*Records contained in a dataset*
====

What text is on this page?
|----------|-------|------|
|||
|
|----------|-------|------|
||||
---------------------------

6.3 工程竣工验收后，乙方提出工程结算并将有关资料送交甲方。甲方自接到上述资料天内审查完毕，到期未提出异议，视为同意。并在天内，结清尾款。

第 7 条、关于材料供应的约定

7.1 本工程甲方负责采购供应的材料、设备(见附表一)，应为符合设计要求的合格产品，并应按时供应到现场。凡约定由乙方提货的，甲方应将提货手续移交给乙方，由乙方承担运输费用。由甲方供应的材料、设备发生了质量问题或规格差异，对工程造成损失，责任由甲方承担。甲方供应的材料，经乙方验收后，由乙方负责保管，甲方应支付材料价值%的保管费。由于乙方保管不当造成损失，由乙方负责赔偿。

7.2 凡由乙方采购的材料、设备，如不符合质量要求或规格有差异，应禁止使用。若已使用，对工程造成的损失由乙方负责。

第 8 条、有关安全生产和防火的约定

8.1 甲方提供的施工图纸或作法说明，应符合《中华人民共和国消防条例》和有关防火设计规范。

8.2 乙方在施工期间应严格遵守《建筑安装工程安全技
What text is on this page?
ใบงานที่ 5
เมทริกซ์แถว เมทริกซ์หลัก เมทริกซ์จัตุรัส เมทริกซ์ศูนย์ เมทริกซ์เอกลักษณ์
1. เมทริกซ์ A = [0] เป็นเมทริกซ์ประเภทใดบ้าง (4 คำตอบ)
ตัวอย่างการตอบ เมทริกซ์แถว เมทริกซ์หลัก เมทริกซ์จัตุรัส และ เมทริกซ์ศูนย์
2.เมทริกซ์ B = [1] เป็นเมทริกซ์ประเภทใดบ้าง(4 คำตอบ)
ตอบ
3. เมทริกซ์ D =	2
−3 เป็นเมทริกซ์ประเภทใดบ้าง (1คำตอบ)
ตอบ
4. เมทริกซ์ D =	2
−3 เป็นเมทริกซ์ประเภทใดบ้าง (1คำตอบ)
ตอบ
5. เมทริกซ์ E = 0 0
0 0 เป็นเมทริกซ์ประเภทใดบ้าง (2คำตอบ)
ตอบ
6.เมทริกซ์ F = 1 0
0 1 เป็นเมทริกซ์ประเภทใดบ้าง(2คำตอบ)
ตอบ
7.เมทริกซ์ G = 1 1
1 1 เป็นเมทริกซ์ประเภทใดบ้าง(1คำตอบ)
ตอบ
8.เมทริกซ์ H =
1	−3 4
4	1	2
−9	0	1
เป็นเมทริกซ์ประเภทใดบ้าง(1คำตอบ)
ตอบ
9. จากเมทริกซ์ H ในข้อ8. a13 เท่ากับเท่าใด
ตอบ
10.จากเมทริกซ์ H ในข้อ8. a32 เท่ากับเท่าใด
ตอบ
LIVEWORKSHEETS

====

*JOB*
Return each entry from the material above exactly as it appears.

*IN RESPONSE*
What text is on this page?
|----------|-------|------|
|||
|
|----------|-------|------|
||||
---------------------------

6.3 工程竣工验收后，乙方提出工程结算并将有关资料送交甲方。甲方自接到上述资料天内审查完毕，到期未提出异议，视为同意。并在天内，结清尾款。

第 7 条、关于材料供应的约定

7.1 本工程甲方负责采购供应的材料、设备(见附表一)，应为符合设计要求的合格产品，并应按时供应到现场。凡约定由乙方提货的，甲方应将提货手续移交给乙方，由乙方承担运输费用。由甲方供应的材料、设备发生了质量问题或规格差异，对工程造成损失，责任由甲方承担。甲方供应的材料，经乙方验收后，由乙方负责保管，甲方应支付材料价值%的保管费。由于乙方保管不当造成损失，由乙方负责赔偿。

7.2 凡由乙方采购的材料、设备，如不符合质量要求或规格有差异，应禁止使用。若已使用，对工程造成的损失由乙方负责。

第 8 条、有关安全生产和防火的约定

8.1 甲方提供的施工图纸或作法说明，应符合《中华人民共和国消防条例》和有关防火设计规范。

8.2 乙方在施工期间应严格遵守《建筑安装工程安全技
What text is on this page?
ใบงานที่ 5
เมทริกซ์แถว เมทริกซ์หลัก เมทริกซ์จัตุรัส เมทริกซ์ศูนย์ เมทริกซ์เอกลักษณ์
1. เมทริกซ์ A = [0] เป็นเมทริกซ์ประเภทใดบ้าง (4 คำตอบ)
ตัวอย่างการตอบ เมทริกซ์แถว เมทริกซ์หลัก เมทริกซ์จัตุรัส และ เมทริกซ์ศูนย์
2.เมทริกซ์ B = [1] เป็นเมทริกซ์ประเภทใดบ้าง(4 คำตอบ)
ตอบ
3. เมทริกซ์ D =	2
−3 เป็นเมทริกซ์ประเภทใดบ้าง (1คำตอบ)
ตอบ
4. เมทริกซ์ D =	2
−3 เป็นเมทริกซ์ประเภทใดบ้าง (1คำตอบ)
ตอบ
5. เมทริกซ์ E = 0 0
0 0 เป็นเมทริกซ์ประเภทใดบ้าง (2คำตอบ)
ตอบ
6.เมทริกซ์ F = 1 0
0 1 เป็นเมทริกซ์ประเภทใดบ้าง(2คำตอบ)
ตอบ
7.เมทริกซ์ G = 1 1
1 1 เป็นเมทริกซ์ประเภทใดบ้าง(1คำตอบ)
ตอบ
8.เมทริกซ์ H =
1	−3 4
4	1	2
−9	0	1
เป็นเมทริกซ์ประเภทใดบ้าง(1คำตอบ)
ตอบ
9. จากเมทริกซ์ H ในข้อ8. a13 เท่ากับเท่าใด
ตอบ
10.จากเมทริกซ์ H ในข้อ8. a32 เท่ากับเท่าใด
ตอบ
LIVEWORKSHEETS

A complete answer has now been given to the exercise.